Source excerpt
-*-*-
I follow this guys instructions to the letter and my transfers turn out perfect. I highly recommend that you get the premium transfer paper, it works great. Below is a link for where I get mine.

UltraStrip 3000 Hot Peel Paper

$10.00 for 100 sheets and it is worth every penny. I have learned over the years, you can cost yourself a lot of time and money trying to save money with shortcuts and not using the proper equipment and supplies.

I hope this helps, I do all my shirts with transfers now. I just got a contract job for 100 shirts with full back and a left chest design and i am doing it with transfers.

Thanks
Danny


----------



## BoydRiver

Thanks Danny, I will check out the video and the paper and see if I can get it here in the UK.

It is interesting that you do all your shirts via transfer, I had thought that transfers were used to press, say your 100 shirts, individually over time. Like a t-shirt shop in the high street does where the customer has a choice of designs.

I think I see where you coming from though, if you make a mistake printing on a piece of paper, you haven't ruined a shirt.


----------



## angippp

BoydRiver said:


> Thanks Danny, I will check out the video and the paper and see if I can get it here in the UK.


Boyd, Tescos greese proof paper £1.50 for 15 meters.


----------



## BoydRiver

angippp said:


> Boyd, Tescos greese proof paper £1.50 for 15 meters.


Seriously? Does that give you a cold peel or a hot peel please?


----------



## angippp

yep seriously, I let it cool till warm, but you can hot peel it ( or is it split peel?) straight from the press.

here is an example, using the reverse side for a more matt finish http://sdrv.ms/11dbwGw


----------



## infopub

BoydRiver said:


> Thanks Danny, I will check out the video and the paper and see if I can get it here in the UK.
> 
> It is interesting that you do all your shirts via transfer, I had thought that transfers were used to press, say your 100 shirts, individually over time. Like a t-shirt shop in the high street does where the customer has a choice of designs.
> 
> I think I see where you coming from though, if you make a mistake printing on a piece of paper, you haven't ruined a shirt.


Sorry Boyd, i didn't realize you are in the UK. The paper I use feels like it has a light silicone treatment. I get 100% transfer with it. It cost like .10 for a 12.5" X 14" sheet, and I love the way it works.

The mistakes is one reason I do transfers. Another is I think it is easier to print on paper than shirts. I'm not as healthy as I used to be and seems like I can print transfer easier. Doesn't seem to kill my back as bad.

When I was trying to learn to do transfers, I searched everywhere for information and couldn't find much that was easy to understand. That video helped me more than anything.

I just added a nice aluminum vacuum pallet to my press. Picked it up on Ebay new and with the vacuum pump for $350.00, haven't had the time to use it yet, that will help a lot. I was just using the tacky stuff on my pallet and it tends to get on the back of the transfers and if you're not careful it gets on your press and causes a mess.

Hope I was able to help.
Danny


----------



## infopub

angippp said:


> yep seriously, I let it cool till warm, but you can hot peel it ( or is it split peel?) straight from the press.
-*-*-
[Element box listing]

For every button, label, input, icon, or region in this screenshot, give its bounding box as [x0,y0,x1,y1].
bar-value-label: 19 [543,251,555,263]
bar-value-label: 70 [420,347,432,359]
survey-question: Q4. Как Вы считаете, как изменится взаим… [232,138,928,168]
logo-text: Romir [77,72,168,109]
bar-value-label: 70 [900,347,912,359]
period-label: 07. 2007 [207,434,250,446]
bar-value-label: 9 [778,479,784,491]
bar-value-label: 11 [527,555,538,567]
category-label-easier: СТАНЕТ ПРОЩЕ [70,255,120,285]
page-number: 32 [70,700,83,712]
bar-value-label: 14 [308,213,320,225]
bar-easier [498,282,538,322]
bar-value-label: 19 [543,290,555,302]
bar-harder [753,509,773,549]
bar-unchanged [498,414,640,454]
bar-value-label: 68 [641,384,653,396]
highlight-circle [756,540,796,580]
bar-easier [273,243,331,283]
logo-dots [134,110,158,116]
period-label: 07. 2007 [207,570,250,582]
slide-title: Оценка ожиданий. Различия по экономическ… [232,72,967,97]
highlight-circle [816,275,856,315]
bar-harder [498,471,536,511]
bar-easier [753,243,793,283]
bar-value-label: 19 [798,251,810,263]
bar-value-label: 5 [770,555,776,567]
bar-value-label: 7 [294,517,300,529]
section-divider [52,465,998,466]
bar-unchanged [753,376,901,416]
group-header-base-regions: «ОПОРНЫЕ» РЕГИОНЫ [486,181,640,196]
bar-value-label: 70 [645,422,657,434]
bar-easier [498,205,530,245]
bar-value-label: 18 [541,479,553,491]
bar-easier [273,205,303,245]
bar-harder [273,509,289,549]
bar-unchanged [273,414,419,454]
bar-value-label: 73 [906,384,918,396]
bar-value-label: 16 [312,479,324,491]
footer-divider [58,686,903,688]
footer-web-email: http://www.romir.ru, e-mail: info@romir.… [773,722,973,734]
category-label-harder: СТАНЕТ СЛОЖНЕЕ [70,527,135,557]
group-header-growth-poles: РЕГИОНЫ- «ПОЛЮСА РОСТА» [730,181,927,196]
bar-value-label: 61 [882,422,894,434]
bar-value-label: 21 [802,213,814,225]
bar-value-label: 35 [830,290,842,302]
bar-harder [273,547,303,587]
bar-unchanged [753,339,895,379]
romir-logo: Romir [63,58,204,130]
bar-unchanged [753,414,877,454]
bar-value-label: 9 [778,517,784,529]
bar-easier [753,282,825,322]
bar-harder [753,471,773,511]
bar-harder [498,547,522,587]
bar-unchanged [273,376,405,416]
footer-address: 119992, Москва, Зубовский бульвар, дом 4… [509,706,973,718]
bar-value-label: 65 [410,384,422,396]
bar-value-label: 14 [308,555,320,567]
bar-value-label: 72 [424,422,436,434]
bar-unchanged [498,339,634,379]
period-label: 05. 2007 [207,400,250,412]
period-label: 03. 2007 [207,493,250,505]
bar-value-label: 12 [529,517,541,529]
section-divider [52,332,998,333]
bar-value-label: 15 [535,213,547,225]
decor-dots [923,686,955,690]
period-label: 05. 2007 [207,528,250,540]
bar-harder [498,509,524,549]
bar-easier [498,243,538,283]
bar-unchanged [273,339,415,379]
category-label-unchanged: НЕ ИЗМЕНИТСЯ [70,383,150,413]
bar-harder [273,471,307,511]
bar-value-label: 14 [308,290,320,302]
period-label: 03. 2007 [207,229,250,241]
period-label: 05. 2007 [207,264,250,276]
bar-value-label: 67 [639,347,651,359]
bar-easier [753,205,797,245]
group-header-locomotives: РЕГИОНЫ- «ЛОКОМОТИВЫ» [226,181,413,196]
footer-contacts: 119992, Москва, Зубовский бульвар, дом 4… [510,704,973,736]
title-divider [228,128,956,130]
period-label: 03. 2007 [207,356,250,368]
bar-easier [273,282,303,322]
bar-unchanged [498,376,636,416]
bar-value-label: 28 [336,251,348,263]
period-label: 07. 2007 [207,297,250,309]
-*-*-
Jobs
**A)** Using the transfer paper thread, decide whether each statement below is true: (i) Danny pays $10.00 for 100 sheets of UltraStrip 3000 Hot Peel Paper. (ii) angippp says the Tescos paper has to cool before it is peeled. (iii) Danny has already used his new aluminum vacuum pallet. Answer yes or no for each, and quote the words from the thread that settle it.
**B)** Print everything in the transfer paper thread from "I follow this" down to "I get mine.".
**C)** In the transfer paper thread, why does Danny expect his new vacuum pallet to help a lot? Answer in one to three sentences.

Answers for the tasks
**A)**
(i) Yes: "$10.00 for 100 sheets and it is worth every penny."
(ii) No: "I let it cool till warm, but you can hot peel it"
(iii) No: "haven't had the time to use it yet"

**B)**
I follow this guys instructions to the letter and my transfers turn out perfect. I highly recommend that you get the premium transfer paper, it works great. Below is a link for where I get mine.

**C)** Until now he has been using tacky stuff on his pallet. It tends to get on the back of the transfers, and if he isn't careful it gets on the press and makes a mess.